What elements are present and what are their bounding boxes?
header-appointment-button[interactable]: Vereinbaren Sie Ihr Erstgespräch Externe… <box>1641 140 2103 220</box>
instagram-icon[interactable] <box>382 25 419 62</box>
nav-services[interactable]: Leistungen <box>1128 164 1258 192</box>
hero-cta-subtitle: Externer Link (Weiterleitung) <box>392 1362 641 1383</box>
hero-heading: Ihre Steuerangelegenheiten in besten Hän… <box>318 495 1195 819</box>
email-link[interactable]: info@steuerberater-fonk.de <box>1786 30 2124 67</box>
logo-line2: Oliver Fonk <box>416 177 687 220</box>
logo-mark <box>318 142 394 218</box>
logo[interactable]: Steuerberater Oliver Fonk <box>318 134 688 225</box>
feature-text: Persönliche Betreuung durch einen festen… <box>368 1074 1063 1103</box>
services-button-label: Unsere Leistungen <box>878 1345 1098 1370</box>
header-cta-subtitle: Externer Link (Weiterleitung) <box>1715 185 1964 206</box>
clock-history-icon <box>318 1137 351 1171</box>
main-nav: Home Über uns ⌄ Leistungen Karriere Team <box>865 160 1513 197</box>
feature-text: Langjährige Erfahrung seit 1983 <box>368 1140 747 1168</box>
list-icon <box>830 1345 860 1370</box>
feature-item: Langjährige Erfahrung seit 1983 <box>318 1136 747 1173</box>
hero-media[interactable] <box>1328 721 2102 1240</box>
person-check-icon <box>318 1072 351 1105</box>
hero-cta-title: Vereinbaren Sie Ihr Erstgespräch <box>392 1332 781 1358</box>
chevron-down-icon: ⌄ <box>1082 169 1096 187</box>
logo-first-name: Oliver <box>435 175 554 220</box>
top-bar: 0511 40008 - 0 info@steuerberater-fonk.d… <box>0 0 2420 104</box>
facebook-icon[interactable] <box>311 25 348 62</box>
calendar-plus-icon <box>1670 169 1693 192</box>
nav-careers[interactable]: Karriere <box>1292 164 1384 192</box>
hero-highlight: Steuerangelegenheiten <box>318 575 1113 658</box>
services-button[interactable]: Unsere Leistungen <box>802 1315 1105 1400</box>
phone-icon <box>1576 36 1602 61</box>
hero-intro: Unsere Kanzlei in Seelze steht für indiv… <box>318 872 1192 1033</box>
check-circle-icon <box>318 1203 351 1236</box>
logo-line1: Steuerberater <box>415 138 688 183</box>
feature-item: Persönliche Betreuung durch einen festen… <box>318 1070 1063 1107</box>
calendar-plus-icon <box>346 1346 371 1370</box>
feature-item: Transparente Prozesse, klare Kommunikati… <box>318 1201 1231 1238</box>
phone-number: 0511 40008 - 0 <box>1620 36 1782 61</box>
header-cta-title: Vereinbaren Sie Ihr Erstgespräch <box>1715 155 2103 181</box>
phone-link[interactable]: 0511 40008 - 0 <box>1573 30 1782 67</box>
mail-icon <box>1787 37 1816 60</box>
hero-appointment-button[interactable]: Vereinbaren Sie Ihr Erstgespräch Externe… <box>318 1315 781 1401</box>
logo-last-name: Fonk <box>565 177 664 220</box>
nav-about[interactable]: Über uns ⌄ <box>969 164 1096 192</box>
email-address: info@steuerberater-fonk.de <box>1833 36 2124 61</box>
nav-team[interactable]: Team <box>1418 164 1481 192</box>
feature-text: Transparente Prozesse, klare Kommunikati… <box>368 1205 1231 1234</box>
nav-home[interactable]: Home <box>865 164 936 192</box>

■ ■ ■ ■

How many lines in the entries above contain the string "item"? Reply with the number alone.

== Complete output ==
3